=== Provided information ===

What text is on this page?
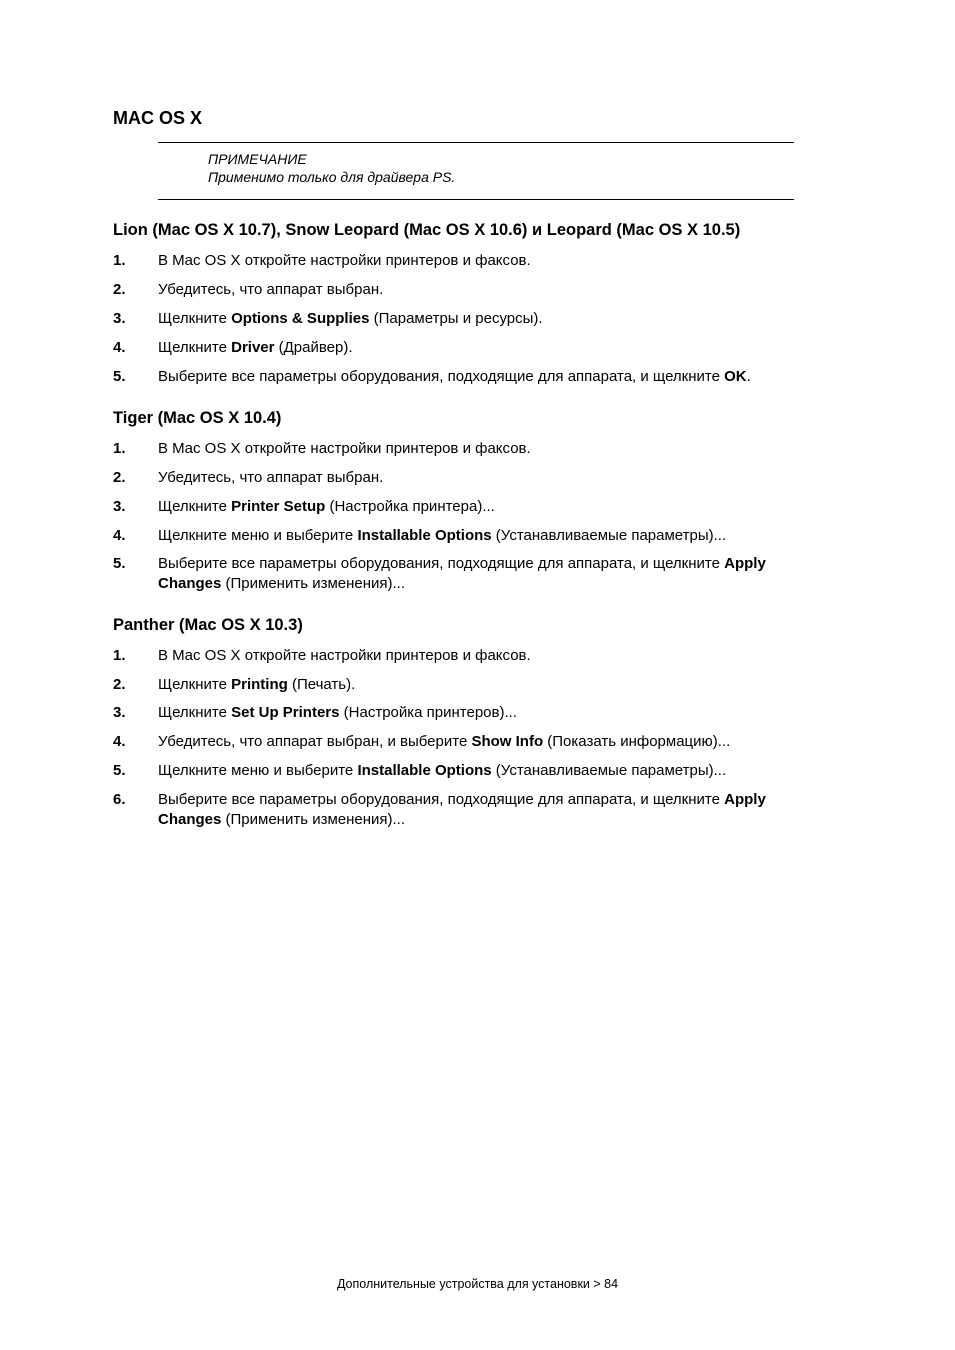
MAC OS X
ПРИМЕЧАНИЕ
Применимо только для драйвера PS.
Lion (Mac OS X 10.7), Snow Leopard (Mac OS X 10.6) и Leopard (Mac OS X 10.5)
1. В Mac OS X откройте настройки принтеров и факсов.
2. Убедитесь, что аппарат выбран.
3. Щелкните Options & Supplies (Параметры и ресурсы).
4. Щелкните Driver (Драйвер).
5. Выберите все параметры оборудования, подходящие для аппарата, и щелкните OK.
Tiger (Mac OS X 10.4)
1. В Mac OS X откройте настройки принтеров и факсов.
2. Убедитесь, что аппарат выбран.
3. Щелкните Printer Setup (Настройка принтера)...
4. Щелкните меню и выберите Installable Options (Устанавливаемые параметры)...
5. Выберите все параметры оборудования, подходящие для аппарата, и щелкните Apply Changes (Применить изменения)...
Panther (Mac OS X 10.3)
1. В Mac OS X откройте настройки принтеров и факсов.
2. Щелкните Printing (Печать).
3. Щелкните Set Up Printers (Настройка принтеров)...
4. Убедитесь, что аппарат выбран, и выберите Show Info (Показать информацию)...
5. Щелкните меню и выберите Installable Options (Устанавливаемые параметры)...
6. Выберите все параметры оборудования, подходящие для аппарата, и щелкните Apply Changes (Применить изменения)...
Дополнительные устройства для установки > 84
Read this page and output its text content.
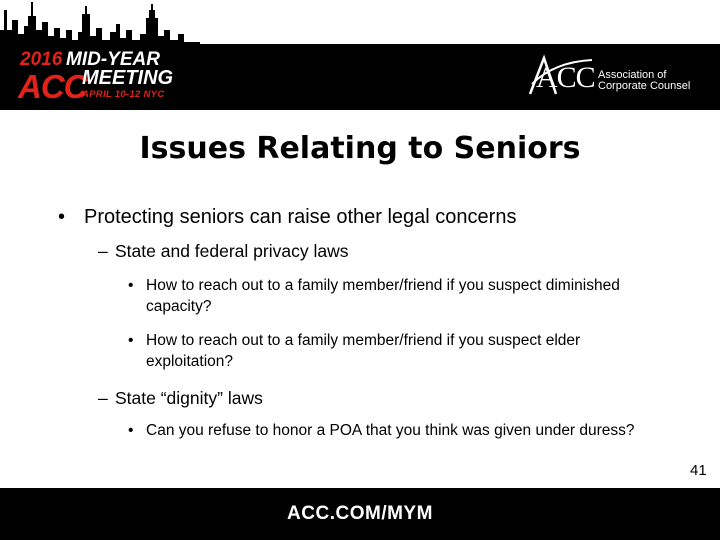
2016 MID-YEAR
ACC
MEETING
APRIL 10-12 NYC
ACC Association of
Corporate Counsel
Issues Relating to Seniors
• Protecting seniors can raise other legal concerns
– State and federal privacy laws
• How to reach out to a family member/friend if you suspect diminished capacity?
• How to reach out to a family member/friend if you suspect elder exploitation?
– State “dignity” laws
• Can you refuse to honor a POA that you think was given under duress?
41
ACC.COM/MYM
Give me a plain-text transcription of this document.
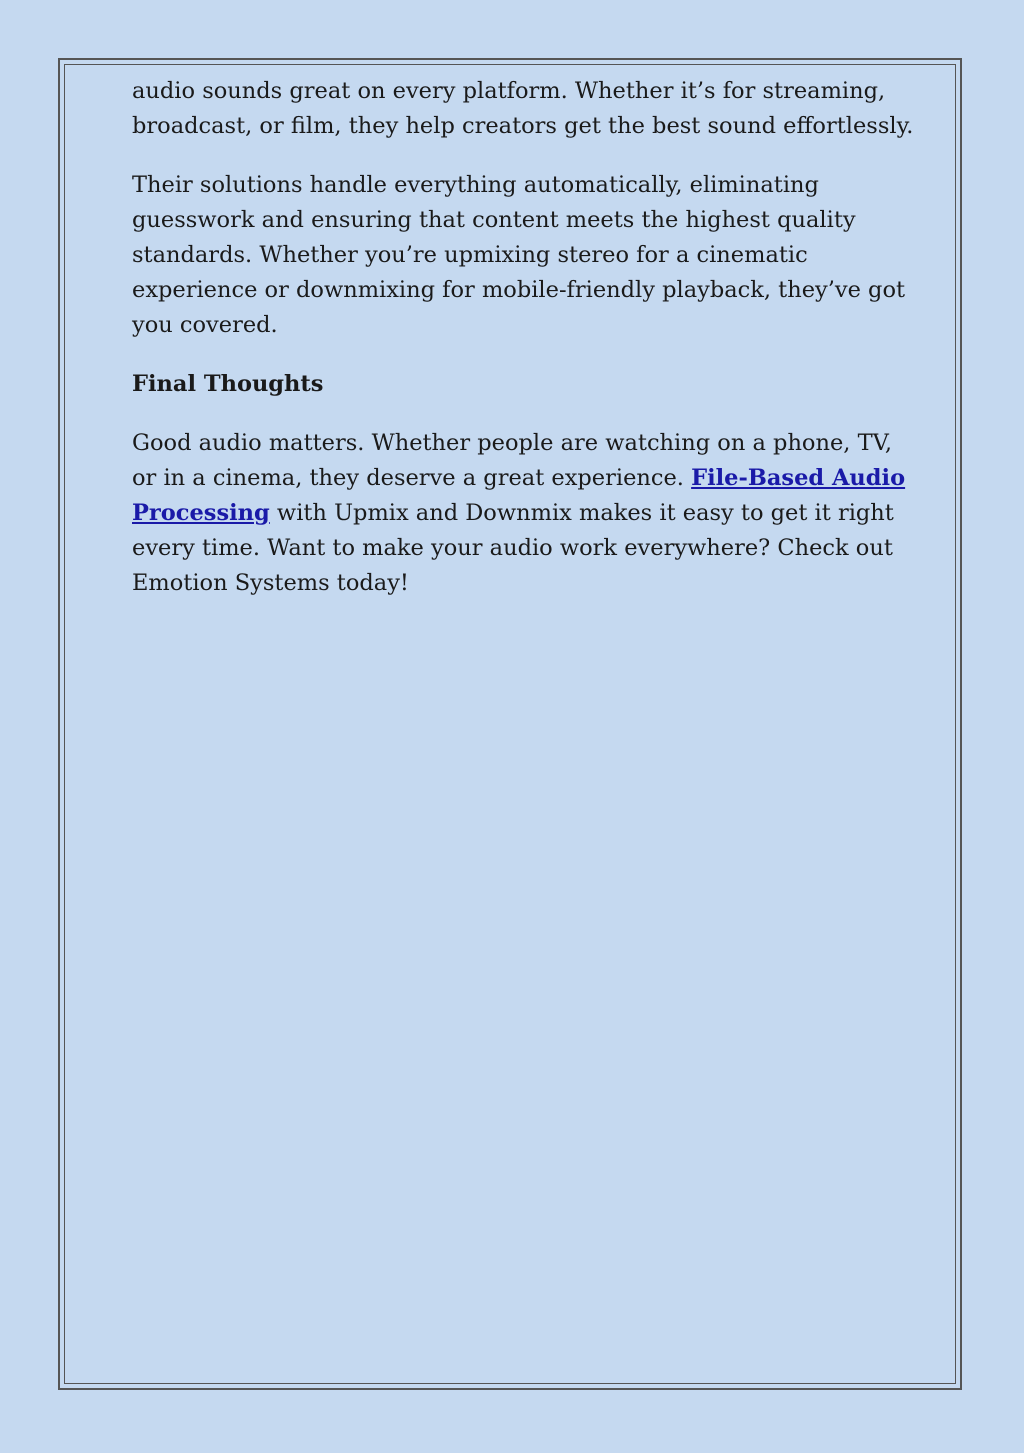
audio sounds great on every platform. Whether it’s for streaming, broadcast, or film, they help creators get the best sound effortlessly.

Their solutions handle everything automatically, eliminating guesswork and ensuring that content meets the highest quality standards. Whether you’re upmixing stereo for a cinematic experience or downmixing for mobile-friendly playback, they’ve got you covered.

Final Thoughts

Good audio matters. Whether people are watching on a phone, TV, or in a cinema, they deserve a great experience. File-Based Audio Processing with Upmix and Downmix makes it easy to get it right every time. Want to make your audio work everywhere? Check out Emotion Systems today!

===

* Instruction *
Copy out all lines where the word "that" appears.

* Solution for this exercise *
• Can you refuse to honor a POA that you think was given under duress?
Their solutions handle everything automatically, eliminating guesswork and ensuring that content meets the highest quality standards. Whether you’re upmixing stereo for a cinematic experience or downmixing for mobile-friendly playback, they’ve got you covered.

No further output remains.